Direction | Write the records out again, precisely as they stand.

[Start]

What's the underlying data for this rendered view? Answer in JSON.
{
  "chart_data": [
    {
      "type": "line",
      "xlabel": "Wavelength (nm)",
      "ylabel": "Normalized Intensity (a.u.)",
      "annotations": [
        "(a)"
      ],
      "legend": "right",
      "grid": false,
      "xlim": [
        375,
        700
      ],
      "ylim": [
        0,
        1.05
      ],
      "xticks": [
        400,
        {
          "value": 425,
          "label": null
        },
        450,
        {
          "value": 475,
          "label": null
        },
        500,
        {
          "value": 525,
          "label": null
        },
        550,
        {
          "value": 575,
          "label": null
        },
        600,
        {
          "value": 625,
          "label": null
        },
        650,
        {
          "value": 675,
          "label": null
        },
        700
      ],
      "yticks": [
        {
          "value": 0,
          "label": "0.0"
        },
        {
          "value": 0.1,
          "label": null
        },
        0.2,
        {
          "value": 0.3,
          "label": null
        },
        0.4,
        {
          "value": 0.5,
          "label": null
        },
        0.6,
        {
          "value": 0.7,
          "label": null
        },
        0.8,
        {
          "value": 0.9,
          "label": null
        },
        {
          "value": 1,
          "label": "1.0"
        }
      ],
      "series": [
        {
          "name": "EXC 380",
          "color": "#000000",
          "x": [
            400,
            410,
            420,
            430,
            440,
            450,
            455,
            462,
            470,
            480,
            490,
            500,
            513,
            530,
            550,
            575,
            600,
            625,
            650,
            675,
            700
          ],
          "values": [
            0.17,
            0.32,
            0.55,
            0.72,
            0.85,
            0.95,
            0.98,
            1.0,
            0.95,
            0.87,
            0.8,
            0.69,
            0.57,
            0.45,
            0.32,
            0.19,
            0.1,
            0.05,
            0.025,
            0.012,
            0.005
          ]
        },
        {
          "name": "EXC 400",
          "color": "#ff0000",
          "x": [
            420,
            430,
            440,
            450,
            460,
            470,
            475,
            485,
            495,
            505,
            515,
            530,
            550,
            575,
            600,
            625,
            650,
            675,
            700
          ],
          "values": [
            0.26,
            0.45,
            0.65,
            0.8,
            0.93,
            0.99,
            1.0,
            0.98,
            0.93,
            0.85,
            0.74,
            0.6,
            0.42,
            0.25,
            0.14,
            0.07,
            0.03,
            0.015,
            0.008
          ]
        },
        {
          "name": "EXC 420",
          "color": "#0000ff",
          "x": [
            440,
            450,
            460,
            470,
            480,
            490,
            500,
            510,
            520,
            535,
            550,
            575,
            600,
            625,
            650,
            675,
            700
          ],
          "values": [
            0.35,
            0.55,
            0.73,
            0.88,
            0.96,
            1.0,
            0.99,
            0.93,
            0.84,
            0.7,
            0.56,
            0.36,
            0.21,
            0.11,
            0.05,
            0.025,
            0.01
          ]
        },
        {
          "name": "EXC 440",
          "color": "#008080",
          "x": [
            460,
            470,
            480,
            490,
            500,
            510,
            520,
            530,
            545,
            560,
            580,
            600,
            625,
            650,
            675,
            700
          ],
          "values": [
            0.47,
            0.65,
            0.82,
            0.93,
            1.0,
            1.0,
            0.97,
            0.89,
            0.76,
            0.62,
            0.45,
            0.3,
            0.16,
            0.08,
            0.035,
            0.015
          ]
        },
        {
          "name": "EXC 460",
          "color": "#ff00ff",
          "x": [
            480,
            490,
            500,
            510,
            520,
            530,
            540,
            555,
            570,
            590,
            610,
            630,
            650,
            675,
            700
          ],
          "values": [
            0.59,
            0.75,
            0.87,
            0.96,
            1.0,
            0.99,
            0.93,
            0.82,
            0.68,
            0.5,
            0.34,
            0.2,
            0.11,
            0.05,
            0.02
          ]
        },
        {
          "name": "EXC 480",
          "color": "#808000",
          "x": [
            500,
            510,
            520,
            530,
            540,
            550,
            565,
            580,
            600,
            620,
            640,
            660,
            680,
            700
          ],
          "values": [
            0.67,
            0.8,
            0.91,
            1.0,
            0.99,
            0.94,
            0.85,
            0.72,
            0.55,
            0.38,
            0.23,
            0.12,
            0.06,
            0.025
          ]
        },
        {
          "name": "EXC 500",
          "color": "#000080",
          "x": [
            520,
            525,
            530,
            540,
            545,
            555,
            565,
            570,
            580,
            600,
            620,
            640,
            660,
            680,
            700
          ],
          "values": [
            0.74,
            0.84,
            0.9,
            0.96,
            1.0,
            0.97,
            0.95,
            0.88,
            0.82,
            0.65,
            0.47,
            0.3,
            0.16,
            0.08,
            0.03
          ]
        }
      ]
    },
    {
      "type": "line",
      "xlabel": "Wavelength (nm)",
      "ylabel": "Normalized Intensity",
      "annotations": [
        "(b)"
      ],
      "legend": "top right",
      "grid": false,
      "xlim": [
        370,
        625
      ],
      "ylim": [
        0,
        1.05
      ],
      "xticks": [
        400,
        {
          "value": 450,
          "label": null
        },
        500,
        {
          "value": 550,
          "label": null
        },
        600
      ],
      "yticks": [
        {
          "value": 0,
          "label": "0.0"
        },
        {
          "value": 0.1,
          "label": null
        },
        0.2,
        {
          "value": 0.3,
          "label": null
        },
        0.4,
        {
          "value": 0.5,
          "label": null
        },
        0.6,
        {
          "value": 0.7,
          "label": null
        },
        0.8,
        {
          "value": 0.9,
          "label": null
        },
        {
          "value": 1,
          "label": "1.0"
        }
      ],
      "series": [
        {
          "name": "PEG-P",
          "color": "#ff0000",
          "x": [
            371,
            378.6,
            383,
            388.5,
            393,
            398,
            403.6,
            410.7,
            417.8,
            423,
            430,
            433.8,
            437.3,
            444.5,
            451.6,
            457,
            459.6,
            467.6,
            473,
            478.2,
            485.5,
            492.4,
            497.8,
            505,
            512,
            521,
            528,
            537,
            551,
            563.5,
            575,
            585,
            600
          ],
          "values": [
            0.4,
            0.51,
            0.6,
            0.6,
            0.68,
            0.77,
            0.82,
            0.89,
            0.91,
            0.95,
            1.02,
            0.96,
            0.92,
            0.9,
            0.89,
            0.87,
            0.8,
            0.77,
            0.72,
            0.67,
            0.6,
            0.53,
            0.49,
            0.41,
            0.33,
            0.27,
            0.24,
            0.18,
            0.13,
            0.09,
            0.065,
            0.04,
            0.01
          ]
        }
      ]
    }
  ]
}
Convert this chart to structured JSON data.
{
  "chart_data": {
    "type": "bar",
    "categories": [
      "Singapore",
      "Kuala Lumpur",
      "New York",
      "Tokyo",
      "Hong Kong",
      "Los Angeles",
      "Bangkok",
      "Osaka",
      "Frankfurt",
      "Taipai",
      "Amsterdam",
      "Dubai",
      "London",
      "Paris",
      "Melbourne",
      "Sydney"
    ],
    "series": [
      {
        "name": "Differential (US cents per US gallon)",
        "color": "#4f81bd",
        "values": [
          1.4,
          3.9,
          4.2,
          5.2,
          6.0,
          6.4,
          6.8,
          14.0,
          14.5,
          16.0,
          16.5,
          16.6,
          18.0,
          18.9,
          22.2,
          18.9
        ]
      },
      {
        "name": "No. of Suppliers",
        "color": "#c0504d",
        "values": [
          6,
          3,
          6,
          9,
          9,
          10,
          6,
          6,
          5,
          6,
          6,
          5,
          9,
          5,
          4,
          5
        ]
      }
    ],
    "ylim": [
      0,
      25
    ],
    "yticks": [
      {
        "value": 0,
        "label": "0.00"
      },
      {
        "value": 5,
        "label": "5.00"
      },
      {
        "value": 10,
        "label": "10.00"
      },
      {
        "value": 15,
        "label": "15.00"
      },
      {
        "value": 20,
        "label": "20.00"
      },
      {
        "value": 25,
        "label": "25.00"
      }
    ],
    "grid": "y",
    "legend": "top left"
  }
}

[End]

Reply to the exercise |
What's the underlying data for this rendered view? Answer in JSON.
{
  "chart_data": [
    {
      "type": "line",
      "xlabel": "Wavelength (nm)",
      "ylabel": "Normalized Intensity (a.u.)",
      "annotations": [
        "(a)"
      ],
      "legend": "right",
      "grid": false,
      "xlim": [
        375,
        700
      ],
      "ylim": [
        0,
        1.05
      ],
      "xticks": [
        400,
        {
          "value": 425,
          "label": null
        },
        450,
        {
          "value": 475,
          "label": null
        },
        500,
        {
          "value": 525,
          "label": null
        },
        550,
        {
          "value": 575,
          "label": null
        },
        600,
        {
          "value": 625,
          "label": null
        },
        650,
        {
          "value": 675,
          "label": null
        },
        700
      ],
      "yticks": [
        {
          "value": 0,
          "label": "0.0"
        },
        {
          "value": 0.1,
          "label": null
        },
        0.2,
        {
          "value": 0.3,
          "label": null
        },
        0.4,
        {
          "value": 0.5,
          "label": null
        },
        0.6,
        {
          "value": 0.7,
          "label": null
        },
        0.8,
        {
          "value": 0.9,
          "label": null
        },
        {
          "value": 1,
          "label": "1.0"
        }
      ],
      "series": [
        {
          "name": "EXC 380",
          "color": "#000000",
          "x": [
            400,
            410,
            420,
            430,
            440,
            450,
            455,
            462,
            470,
            480,
            490,
            500,
            513,
            530,
            550,
            575,
            600,
            625,
            650,
            675,
            700
          ],
          "values": [
            0.17,
            0.32,
            0.55,
            0.72,
            0.85,
            0.95,
            0.98,
            1.0,
            0.95,
            0.87,
            0.8,
            0.69,
            0.57,
            0.45,
            0.32,
            0.19,
            0.1,
            0.05,
            0.025,
            0.012,
            0.005
          ]
        },
        {
          "name": "EXC 400",
          "color": "#ff0000",
          "x": [
            420,
            430,
            440,
            450,
            460,
            470,
            475,
            485,
            495,
            505,
            515,
            530,
            550,
            575,
            600,
            625,
            650,
            675,
            700
          ],
          "values": [
            0.26,
            0.45,
            0.65,
            0.8,
            0.93,
            0.99,
            1.0,
            0.98,
            0.93,
            0.85,
            0.74,
            0.6,
            0.42,
            0.25,
            0.14,
            0.07,
            0.03,
            0.015,
            0.008
          ]
        },
        {
          "name": "EXC 420",
          "color": "#0000ff",
          "x": [
            440,
            450,
            460,
            470,
            480,
            490,
            500,
            510,
            520,
            535,
            550,
            575,
            600,
            625,
            650,
            675,
            700
          ],
          "values": [
            0.35,
            0.55,
            0.73,
            0.88,
            0.96,
            1.0,
            0.99,
            0.93,
            0.84,
            0.7,
            0.56,
            0.36,
            0.21,
            0.11,
            0.05,
            0.025,
            0.01
          ]
        },
        {
          "name": "EXC 440",
          "color": "#008080",
          "x": [
            460,
            470,
            480,
            490,
            500,
            510,
            520,
            530,
            545,
            560,
            580,
            600,
            625,
            650,
            675,
            700
          ],
          "values": [
            0.47,
            0.65,
            0.82,
            0.93,
            1.0,
            1.0,
            0.97,
            0.89,
            0.76,
            0.62,
            0.45,
            0.3,
            0.16,
            0.08,
            0.035,
            0.015
          ]
        },
        {
          "name": "EXC 460",
          "color": "#ff00ff",
          "x": [
            480,
            490,
            500,
            510,
            520,
            530,
            540,
            555,
            570,
            590,
            610,
            630,
            650,
            675,
            700
          ],
          "values": [
            0.59,
            0.75,
            0.87,
            0.96,
            1.0,
            0.99,
            0.93,
            0.82,
            0.68,
            0.5,
            0.34,
            0.2,
            0.11,
            0.05,
            0.02
          ]
        },
        {
          "name": "EXC 480",
          "color": "#808000",
          "x": [
            500,
            510,
            520,
            530,
            540,
            550,
            565,
            580,
            600,
            620,
            640,
            660,
            680,
            700
          ],
          "values": [
            0.67,
            0.8,
            0.91,
            1.0,
            0.99,
            0.94,
            0.85,
            0.72,
            0.55,
            0.38,
            0.23,
            0.12,
            0.06,
            0.025
          ]
        },
        {
          "name": "EXC 500",
          "color": "#000080",
          "x": [
            520,
            525,
            530,
            540,
            545,
            555,
            565,
            570,
            580,
            600,
            620,
            640,
            660,
            680,
            700
          ],
          "values": [
            0.74,
            0.84,
            0.9,
            0.96,
            1.0,
            0.97,
            0.95,
            0.88,
            0.82,
            0.65,
            0.47,
            0.3,
            0.16,
            0.08,
            0.03
          ]
        }
      ]
    },
    {
      "type": "line",
      "xlabel": "Wavelength (nm)",
      "ylabel": "Normalized Intensity",
      "annotations": [
        "(b)"
      ],
      "legend": "top right",
      "grid": false,
      "xlim": [
        370,
        625
      ],
      "ylim": [
        0,
        1.05
      ],
      "xticks": [
        400,
        {
          "value": 450,
          "label": null
        },
        500,
        {
          "value": 550,
          "label": null
        },
        600
      ],
      "yticks": [
        {
          "value": 0,
          "label": "0.0"
        },
        {
          "value": 0.1,
          "label": null
        },
        0.2,
        {
          "value": 0.3,
          "label": null
        },
        0.4,
        {
          "value": 0.5,
          "label": null
        },
        0.6,
        {
          "value": 0.7,
          "label": null
        },
        0.8,
        {
          "value": 0.9,
          "label": null
        },
        {
          "value": 1,
          "label": "1.0"
        }
      ],
      "series": [
        {
          "name": "PEG-P",
          "color": "#ff0000",
          "x": [
            371,
            378.6,
            383,
            388.5,
            393,
            398,
            403.6,
            410.7,
            417.8,
            423,
            430,
            433.8,
            437.3,
            444.5,
            451.6,
            457,
            459.6,
            467.6,
            473,
            478.2,
            485.5,
            492.4,
            497.8,
            505,
            512,
            521,
            528,
            537,
            551,
            563.5,
            575,
            585,
            600
          ],
          "values": [
            0.4,
            0.51,
            0.6,
            0.6,
            0.68,
            0.77,
            0.82,
            0.89,
            0.91,
            0.95,
            1.02,
            0.96,
            0.92,
            0.9,
            0.89,
            0.87,
            0.8,
            0.77,
            0.72,
            0.67,
            0.6,
            0.53,
            0.49,
            0.41,
            0.33,
            0.27,
            0.24,
            0.18,
            0.13,
            0.09,
            0.065,
            0.04,
            0.01
          ]
        }
      ]
    }
  ]
}
Convert this chart to structured JSON data.
{
  "chart_data": {
    "type": "bar",
    "categories": [
      "Singapore",
      "Kuala Lumpur",
      "New York",
      "Tokyo",
      "Hong Kong",
      "Los Angeles",
      "Bangkok",
      "Osaka",
      "Frankfurt",
      "Taipai",
      "Amsterdam",
      "Dubai",
      "London",
      "Paris",
      "Melbourne",
      "Sydney"
    ],
    "series": [
      {
        "name": "Differential (US cents per US gallon)",
        "color": "#4f81bd",
        "values": [
          1.4,
          3.9,
          4.2,
          5.2,
          6.0,
          6.4,
          6.8,
          14.0,
          14.5,
          16.0,
          16.5,
          16.6,
          18.0,
          18.9,
          22.2,
          18.9
        ]
      },
      {
        "name": "No. of Suppliers",
        "color": "#c0504d",
        "values": [
          6,
          3,
          6,
          9,
          9,
          10,
          6,
          6,
          5,
          6,
          6,
          5,
          9,
          5,
          4,
          5
        ]
      }
    ],
    "ylim": [
      0,
      25
    ],
    "yticks": [
      {
        "value": 0,
        "label": "0.00"
      },
      {
        "value": 5,
        "label": "5.00"
      },
      {
        "value": 10,
        "label": "10.00"
      },
      {
        "value": 15,
        "label": "15.00"
      },
      {
        "value": 20,
        "label": "20.00"
      },
      {
        "value": 25,
        "label": "25.00"
      }
    ],
    "grid": "y",
    "legend": "top left"
  }
}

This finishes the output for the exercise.